REQUIREMENT –
Each line in the entries below that holds the string "name" is to be listed.

INPUT FOR THIS TASK –
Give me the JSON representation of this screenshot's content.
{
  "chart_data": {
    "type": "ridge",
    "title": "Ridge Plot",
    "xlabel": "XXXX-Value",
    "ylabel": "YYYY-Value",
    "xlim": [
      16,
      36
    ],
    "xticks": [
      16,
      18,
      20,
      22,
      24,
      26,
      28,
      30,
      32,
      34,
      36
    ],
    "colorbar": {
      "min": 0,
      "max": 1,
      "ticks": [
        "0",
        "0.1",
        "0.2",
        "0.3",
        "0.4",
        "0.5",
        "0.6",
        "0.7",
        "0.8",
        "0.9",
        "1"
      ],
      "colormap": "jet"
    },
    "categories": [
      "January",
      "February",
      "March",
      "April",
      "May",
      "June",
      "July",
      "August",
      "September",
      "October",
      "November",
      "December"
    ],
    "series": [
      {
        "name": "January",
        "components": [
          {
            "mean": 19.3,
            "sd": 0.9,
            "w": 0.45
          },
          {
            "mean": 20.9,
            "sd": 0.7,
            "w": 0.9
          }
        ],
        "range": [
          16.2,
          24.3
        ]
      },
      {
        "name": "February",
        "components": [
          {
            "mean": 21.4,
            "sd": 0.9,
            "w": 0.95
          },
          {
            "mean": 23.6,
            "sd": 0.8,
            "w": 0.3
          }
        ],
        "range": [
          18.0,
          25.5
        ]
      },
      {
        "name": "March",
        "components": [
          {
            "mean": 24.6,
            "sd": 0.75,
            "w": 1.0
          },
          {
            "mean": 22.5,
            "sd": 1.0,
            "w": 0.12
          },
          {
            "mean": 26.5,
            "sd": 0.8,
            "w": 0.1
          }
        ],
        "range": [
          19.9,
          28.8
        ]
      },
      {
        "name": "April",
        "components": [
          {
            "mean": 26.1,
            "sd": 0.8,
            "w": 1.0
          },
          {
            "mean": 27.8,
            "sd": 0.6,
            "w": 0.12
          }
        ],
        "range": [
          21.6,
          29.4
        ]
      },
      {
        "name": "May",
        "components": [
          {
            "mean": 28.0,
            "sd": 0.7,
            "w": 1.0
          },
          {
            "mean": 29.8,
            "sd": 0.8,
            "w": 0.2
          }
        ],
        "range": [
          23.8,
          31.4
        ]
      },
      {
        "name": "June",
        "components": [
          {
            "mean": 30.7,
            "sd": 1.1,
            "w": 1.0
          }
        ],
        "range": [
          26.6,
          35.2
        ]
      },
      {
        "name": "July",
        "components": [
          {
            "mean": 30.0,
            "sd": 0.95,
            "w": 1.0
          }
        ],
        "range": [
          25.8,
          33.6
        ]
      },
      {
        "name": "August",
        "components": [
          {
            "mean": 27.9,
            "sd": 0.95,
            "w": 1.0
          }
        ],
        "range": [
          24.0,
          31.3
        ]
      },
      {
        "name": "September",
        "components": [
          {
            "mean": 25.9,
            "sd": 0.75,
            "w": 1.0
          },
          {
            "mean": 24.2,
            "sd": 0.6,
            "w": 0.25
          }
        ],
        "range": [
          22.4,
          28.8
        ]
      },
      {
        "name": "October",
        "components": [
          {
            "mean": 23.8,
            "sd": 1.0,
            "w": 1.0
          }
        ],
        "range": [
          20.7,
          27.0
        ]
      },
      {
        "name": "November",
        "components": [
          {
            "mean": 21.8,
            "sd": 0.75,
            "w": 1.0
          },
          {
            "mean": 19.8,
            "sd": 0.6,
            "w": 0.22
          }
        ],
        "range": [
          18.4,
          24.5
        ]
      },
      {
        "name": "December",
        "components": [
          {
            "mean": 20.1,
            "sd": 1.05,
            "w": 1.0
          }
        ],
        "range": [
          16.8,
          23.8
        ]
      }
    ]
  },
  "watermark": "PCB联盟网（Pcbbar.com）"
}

EXERCISE OUTPUT –
        "name": "January",
        "name": "February",
        "name": "March",
        "name": "April",
        "name": "May",
        "name": "June",
        "name": "July",
        "name": "August",
        "name": "September",
        "name": "October",
        "name": "November",
        "name": "December",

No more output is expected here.